Consigne: D'après le texte sur la lutte contre le gaspillage alimentaire au Danemark, quelle quantité de nourriture Wefood a-t-il vendue en un an ?

Texte fourni:
________________

Le Parlement européen veut s’attaquer au gaspillage alimentaire. Au Danemark, les initiatives se multiplient pour passer du statut de pionnier à celui de leader de la lutte antigaspi. En cinq ans, le petit pays scandinave a réduit ses déchets de 25 %. Comment ? Entre autres en valorisant les produits imparfaits ou dont la date de péremption est tout juste dépassée.

Au 58 rue Nørrebrogade, dans un quartier branché de Copenhague, une inscription en grosses lettres blanches sur une vitrine interpelle : mindre madspil,  » moins de déchets alimentaires « . Au supermarché Wefood, on vend de la nourriture périmée ou des produits aux emballages abîmés. A l’intérieur, les clients déambulent dans les rayons organisés à la manière des supermarchés low cost. Deux congélateurs sont remplis de sacs de pain. Non loin, des compotes avec une date de péremption en décembre 2016, des shampoings aux flacons amochés et des salades un peu flétries mais encore bonnes attendent sur leurs étalages. Le tout à des prix de 30 % à 50 % inférieurs à ceux d’un supermarché conventionnel.  » Ces produits nous sont donnés par des supermarchés, des boulangeries, des producteurs, qui auraient tout jeté. Des volontaires de Wefood les collectent « , explique Sofie Østensgård, une jeune femme souriante, coordinatrice du projet. Créé en février 2016 par l’association Folkekirkens Nødhjælp (ONG financée par l’Eglise du Danemark), Wefood a deux magasins à Copenhague, et un troisième ouvrira à la rentrée à Aarhus, la deuxième ville du pays. Car le succès est là :  » En un an, nous avons vendu 100 tonnes de nourriture qui a évité la poubelle, l’équivalent d’environ 161 350 euros « , assure-t-elle, en réalignant des pots de chutney de tomate périmés depuis six mois.

Sofie Østensgård, coordinatrice du projet Wefood.
Sofie Østensgård, coordinatrice du projet Wefood.© Raphaël Fournier/Divergence

Dans ce pays déjà précurseur en matière d’énergies vertes, Wefood n’est que l’une des nombreuses initiatives apparues ces dernières années pour lutter contre le gâchis de nourriture. Il y a aussi Foodsharing Copenhagen, qui organise des pop-up (marchés éphémères) de produits invendus. Mais aussi le label Refood, qui regroupe environ 800 restaurants ayant un plan de diminution des déchets : réduction des portions, doggy bags, tri des déchets organiques pour faire du biocarburant…

En cinq ans, le gaspillage alimentaire aurait ainsi baissé de 25 % au Danemark, estime le Conseil danois pour l’agriculture et les produits alimentaires (Landbrug og Fødevarer) dans un rapport de septembre 2015, passant au sein des ménages de 63 kilos de nourriture consommable jetée par personne et par an en 2006 à 47 kilos en 2012, soit presque 600 millions d’euros d’économie. Une baisse record au niveau européen, mais un chiffre qui reste élevé. En Belgique, chaque année, dans les ménages, 15 à 25 kilos de produits alimentaires terminent à la poubelle (environ 29 kilos en France, 50 aux Pays-Bas). Mais on atteint 345 kilos par an et par personne si l’on considère l’ensemble de la chaîne alimentaire, du producteur à nos cuisines, selon le Parlement européen, soit la deuxième place au niveau européen derrière les Néerlandais (541 kilos).

________________

Lignes de données:
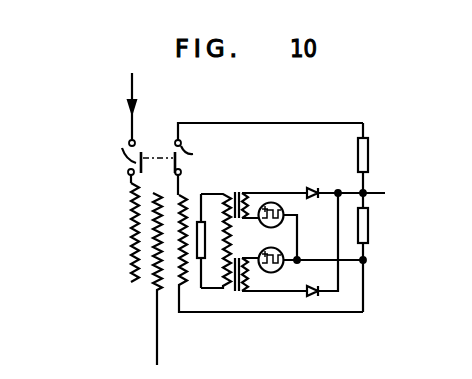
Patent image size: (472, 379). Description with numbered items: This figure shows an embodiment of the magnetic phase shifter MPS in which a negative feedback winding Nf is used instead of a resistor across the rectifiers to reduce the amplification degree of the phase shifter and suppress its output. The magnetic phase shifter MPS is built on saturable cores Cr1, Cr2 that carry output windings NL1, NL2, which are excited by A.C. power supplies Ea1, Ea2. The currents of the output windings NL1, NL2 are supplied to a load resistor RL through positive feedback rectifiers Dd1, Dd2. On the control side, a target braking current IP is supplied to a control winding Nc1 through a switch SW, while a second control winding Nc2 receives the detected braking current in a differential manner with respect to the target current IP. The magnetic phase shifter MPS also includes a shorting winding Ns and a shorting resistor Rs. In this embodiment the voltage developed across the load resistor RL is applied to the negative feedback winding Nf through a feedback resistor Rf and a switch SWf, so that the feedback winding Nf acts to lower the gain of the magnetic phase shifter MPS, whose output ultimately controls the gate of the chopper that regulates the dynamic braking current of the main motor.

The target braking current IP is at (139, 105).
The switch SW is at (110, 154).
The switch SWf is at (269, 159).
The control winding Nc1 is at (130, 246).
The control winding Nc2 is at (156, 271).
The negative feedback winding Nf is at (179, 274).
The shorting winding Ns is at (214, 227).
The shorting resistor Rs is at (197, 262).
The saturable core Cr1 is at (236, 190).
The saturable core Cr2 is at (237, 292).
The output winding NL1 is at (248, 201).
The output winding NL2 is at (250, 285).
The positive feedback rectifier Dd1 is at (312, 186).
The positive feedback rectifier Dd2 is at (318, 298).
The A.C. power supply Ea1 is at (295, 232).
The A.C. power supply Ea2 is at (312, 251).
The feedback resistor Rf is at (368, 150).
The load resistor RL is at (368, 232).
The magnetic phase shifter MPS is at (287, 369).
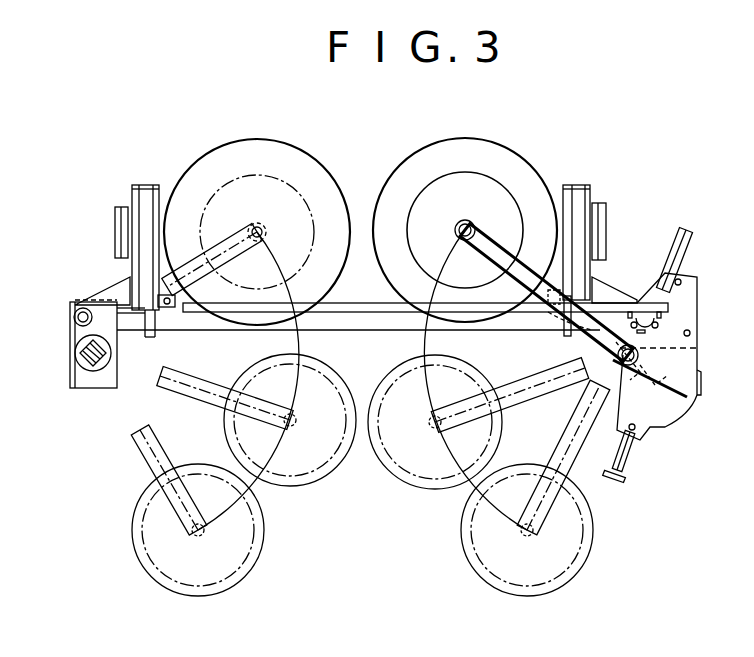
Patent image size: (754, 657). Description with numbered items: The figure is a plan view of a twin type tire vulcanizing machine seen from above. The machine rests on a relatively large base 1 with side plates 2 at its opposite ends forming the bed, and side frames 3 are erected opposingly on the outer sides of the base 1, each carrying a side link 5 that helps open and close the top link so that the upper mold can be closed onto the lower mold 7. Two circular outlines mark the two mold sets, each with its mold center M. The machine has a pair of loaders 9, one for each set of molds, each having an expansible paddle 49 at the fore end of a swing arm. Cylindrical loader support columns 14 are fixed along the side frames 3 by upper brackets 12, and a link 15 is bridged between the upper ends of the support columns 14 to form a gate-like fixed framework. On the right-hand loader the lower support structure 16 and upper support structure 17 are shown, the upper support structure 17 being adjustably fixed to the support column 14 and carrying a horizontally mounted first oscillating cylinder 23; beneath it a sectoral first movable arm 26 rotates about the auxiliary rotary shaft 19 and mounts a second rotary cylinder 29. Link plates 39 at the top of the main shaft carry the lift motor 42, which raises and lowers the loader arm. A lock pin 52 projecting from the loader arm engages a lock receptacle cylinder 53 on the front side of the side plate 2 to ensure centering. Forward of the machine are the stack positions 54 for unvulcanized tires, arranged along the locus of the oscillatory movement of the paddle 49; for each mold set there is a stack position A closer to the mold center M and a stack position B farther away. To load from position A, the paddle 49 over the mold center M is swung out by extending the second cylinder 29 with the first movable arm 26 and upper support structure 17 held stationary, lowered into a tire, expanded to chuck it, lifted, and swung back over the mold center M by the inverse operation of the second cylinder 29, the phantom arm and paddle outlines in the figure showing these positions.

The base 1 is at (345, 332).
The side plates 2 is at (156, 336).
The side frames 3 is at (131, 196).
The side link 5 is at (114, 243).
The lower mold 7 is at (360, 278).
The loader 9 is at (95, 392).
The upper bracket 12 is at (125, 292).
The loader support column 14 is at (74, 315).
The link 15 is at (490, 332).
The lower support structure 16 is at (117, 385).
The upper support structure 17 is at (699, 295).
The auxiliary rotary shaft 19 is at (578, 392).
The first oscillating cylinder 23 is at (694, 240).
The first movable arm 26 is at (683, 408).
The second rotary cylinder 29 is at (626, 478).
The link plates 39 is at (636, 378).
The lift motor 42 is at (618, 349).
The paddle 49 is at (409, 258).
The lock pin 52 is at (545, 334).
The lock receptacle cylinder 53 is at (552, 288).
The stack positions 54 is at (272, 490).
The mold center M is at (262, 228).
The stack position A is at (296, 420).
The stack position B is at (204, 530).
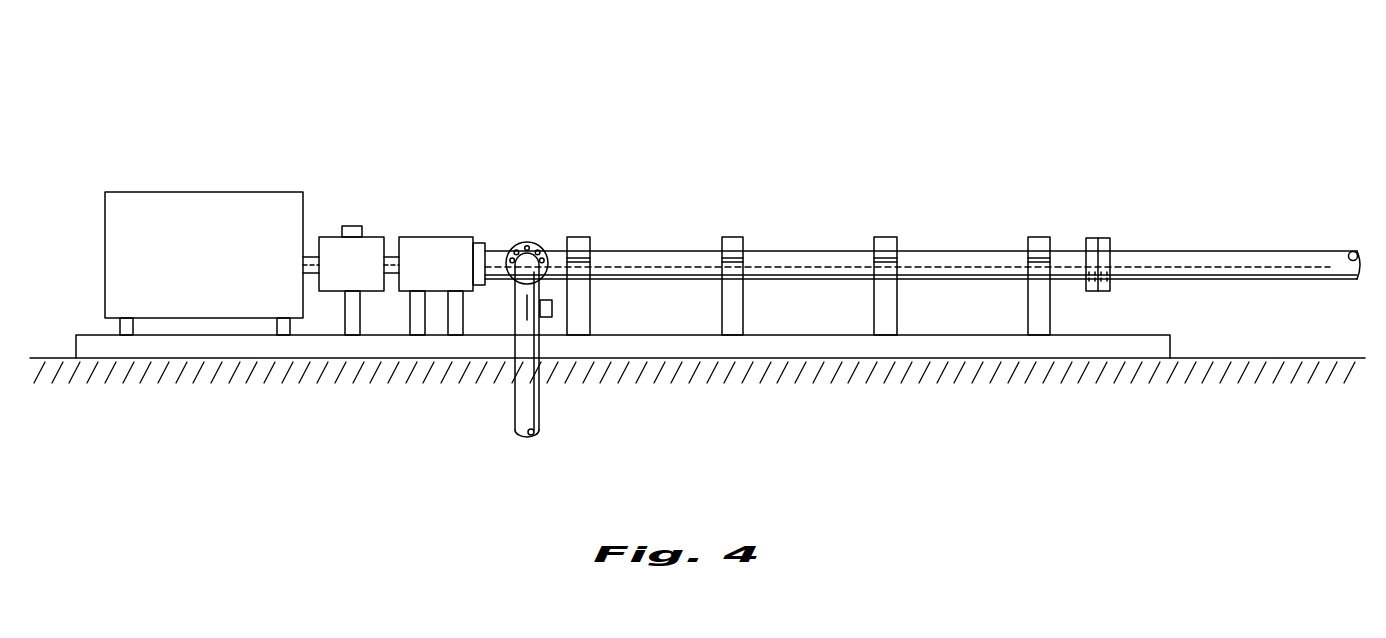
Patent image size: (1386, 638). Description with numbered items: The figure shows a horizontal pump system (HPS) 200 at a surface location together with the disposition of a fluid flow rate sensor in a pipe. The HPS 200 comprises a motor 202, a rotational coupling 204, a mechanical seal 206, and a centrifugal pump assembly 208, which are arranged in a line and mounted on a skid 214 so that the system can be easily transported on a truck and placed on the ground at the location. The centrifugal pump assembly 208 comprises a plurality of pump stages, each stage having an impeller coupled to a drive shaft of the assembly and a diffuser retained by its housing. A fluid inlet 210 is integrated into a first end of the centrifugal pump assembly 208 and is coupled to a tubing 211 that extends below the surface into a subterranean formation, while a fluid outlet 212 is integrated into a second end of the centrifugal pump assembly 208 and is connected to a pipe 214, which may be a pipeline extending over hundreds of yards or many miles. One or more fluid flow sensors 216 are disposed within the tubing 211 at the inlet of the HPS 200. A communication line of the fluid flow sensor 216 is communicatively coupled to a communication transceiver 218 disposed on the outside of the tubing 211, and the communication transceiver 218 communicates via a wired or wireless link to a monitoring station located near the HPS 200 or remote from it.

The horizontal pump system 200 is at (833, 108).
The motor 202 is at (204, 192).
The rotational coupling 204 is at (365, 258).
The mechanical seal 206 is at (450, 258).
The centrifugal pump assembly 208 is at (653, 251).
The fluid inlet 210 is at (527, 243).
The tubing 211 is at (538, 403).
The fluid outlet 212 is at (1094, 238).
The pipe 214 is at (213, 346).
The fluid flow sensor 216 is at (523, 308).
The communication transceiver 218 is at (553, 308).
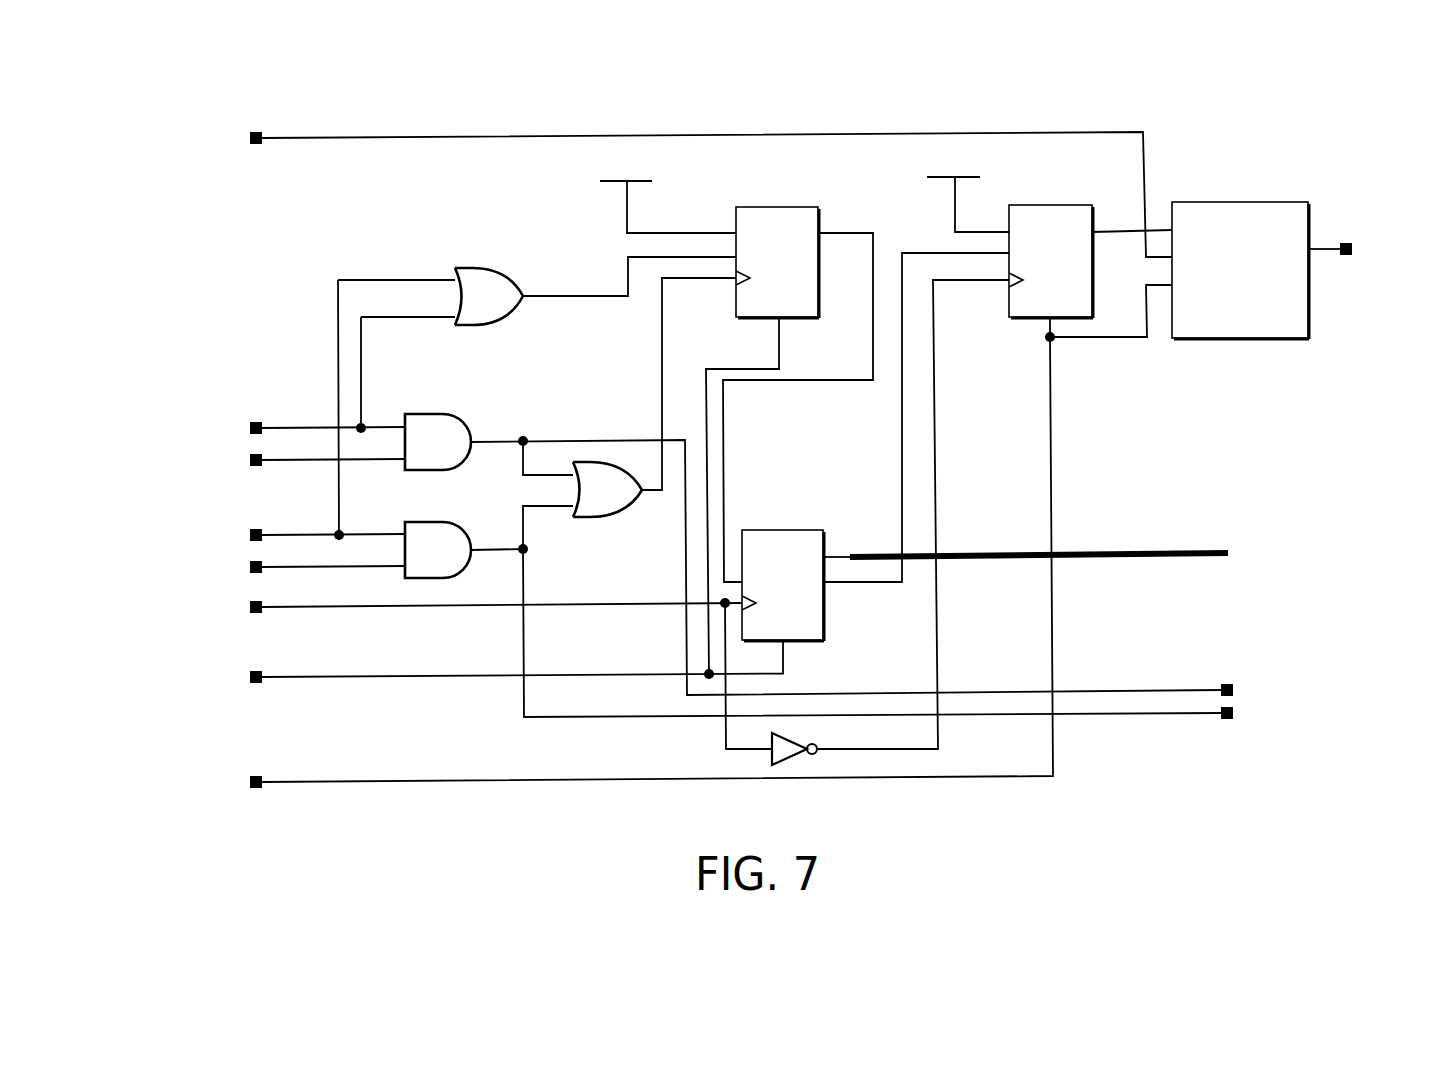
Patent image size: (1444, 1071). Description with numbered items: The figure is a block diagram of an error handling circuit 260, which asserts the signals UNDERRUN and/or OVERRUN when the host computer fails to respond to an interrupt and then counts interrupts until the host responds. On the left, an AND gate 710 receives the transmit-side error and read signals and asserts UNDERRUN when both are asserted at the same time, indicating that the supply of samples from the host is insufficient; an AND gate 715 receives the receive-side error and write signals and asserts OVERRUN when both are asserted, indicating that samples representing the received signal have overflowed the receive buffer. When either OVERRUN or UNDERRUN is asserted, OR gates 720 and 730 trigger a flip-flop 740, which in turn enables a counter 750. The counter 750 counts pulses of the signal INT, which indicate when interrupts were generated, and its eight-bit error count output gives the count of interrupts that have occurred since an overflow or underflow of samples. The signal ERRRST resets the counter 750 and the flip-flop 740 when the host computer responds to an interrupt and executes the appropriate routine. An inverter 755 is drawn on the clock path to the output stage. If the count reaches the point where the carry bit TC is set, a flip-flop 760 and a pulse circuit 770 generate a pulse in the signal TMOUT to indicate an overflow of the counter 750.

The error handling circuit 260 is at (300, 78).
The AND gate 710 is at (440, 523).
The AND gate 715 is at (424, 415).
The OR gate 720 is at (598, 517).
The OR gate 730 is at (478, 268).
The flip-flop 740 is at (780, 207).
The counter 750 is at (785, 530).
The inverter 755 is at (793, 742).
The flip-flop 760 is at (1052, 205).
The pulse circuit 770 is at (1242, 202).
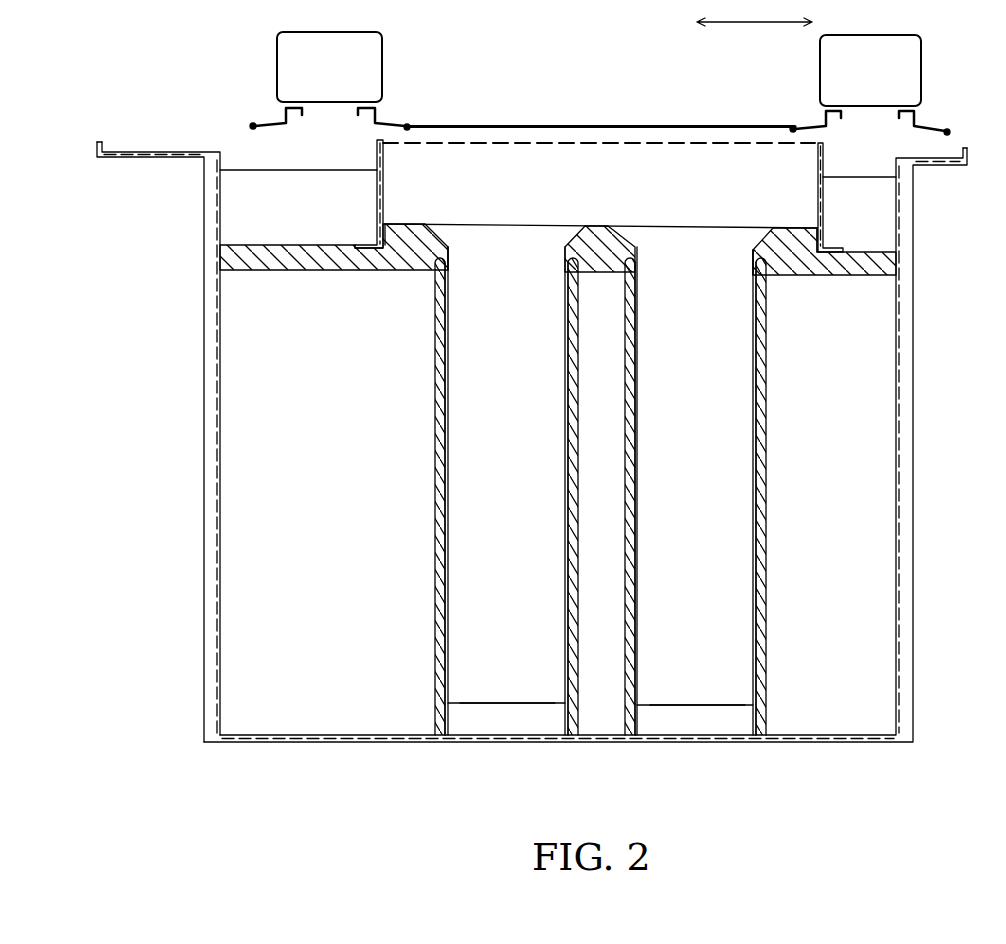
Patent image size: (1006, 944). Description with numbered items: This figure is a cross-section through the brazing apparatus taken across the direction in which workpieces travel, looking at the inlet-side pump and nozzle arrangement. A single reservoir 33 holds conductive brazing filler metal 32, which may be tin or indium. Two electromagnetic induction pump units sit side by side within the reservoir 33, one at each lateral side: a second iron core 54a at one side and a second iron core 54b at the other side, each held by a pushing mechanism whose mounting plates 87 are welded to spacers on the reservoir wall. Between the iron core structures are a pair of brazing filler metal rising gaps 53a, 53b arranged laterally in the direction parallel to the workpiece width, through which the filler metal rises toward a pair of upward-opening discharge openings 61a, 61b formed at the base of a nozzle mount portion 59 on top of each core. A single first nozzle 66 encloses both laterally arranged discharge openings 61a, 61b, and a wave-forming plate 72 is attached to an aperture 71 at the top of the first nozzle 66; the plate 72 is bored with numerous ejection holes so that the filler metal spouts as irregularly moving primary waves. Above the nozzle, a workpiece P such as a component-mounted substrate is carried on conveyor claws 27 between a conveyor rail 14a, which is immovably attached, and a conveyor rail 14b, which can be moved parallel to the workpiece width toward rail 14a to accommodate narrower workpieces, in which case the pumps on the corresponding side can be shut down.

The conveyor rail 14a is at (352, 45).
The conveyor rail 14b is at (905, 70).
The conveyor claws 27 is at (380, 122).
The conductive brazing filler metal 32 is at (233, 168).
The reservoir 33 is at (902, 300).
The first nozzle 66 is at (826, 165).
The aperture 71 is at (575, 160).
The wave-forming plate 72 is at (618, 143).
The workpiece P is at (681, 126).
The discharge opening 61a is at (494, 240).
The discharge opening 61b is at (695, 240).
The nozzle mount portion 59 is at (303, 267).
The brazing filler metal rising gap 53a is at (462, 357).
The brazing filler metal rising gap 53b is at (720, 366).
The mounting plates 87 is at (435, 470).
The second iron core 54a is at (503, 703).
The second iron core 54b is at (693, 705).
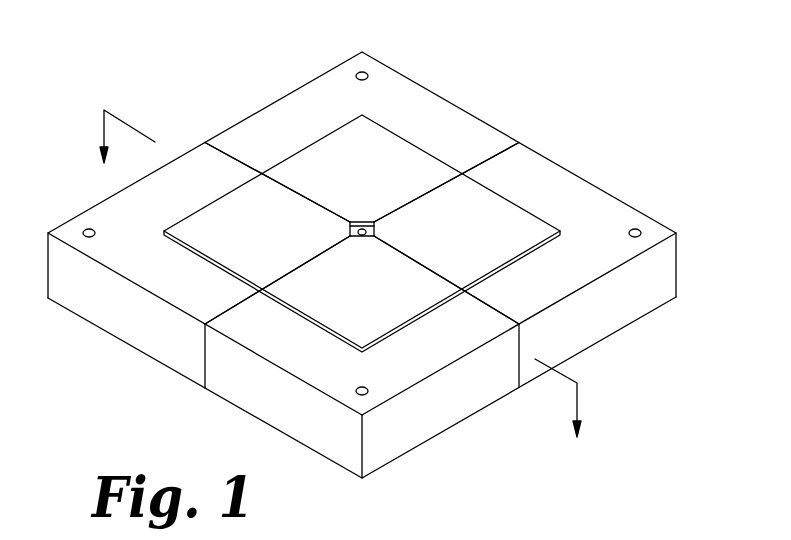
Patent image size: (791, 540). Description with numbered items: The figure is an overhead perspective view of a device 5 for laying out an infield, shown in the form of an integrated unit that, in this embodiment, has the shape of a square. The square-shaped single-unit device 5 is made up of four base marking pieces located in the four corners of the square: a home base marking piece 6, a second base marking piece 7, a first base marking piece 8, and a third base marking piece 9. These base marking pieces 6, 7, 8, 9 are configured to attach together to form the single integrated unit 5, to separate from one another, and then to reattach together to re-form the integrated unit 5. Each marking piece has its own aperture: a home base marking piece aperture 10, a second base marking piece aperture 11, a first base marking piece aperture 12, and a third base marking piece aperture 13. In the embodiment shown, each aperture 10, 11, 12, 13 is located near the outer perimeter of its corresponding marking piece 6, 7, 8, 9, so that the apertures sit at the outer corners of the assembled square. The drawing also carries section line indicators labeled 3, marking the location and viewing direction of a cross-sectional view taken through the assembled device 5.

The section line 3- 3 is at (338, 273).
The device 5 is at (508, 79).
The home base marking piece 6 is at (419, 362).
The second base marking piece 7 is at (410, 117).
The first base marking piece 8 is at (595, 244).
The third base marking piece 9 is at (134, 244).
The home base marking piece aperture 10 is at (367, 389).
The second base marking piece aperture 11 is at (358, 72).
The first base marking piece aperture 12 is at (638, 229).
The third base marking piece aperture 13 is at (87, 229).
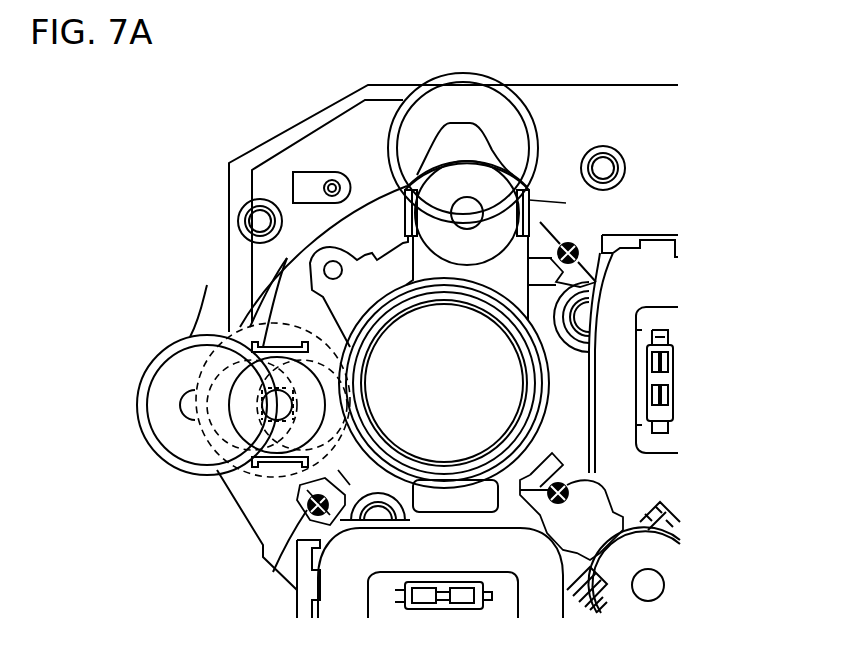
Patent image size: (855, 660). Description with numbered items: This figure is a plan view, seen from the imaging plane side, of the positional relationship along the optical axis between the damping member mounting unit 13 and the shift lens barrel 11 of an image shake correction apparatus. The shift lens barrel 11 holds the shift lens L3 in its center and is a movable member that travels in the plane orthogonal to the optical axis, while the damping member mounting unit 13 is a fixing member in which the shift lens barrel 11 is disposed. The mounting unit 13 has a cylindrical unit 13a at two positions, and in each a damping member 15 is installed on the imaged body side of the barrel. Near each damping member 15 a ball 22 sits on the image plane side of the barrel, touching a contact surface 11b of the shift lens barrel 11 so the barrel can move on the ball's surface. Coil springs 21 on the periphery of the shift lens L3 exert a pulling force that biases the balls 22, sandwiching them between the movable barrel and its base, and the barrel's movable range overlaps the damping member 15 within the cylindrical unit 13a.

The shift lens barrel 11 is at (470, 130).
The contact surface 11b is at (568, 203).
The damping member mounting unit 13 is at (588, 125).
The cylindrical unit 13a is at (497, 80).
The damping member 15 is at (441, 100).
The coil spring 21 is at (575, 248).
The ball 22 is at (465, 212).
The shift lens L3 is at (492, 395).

________________

Résultat: 100 tonnes de nourriture, soit l'équivalent d'environ 161 350 euros.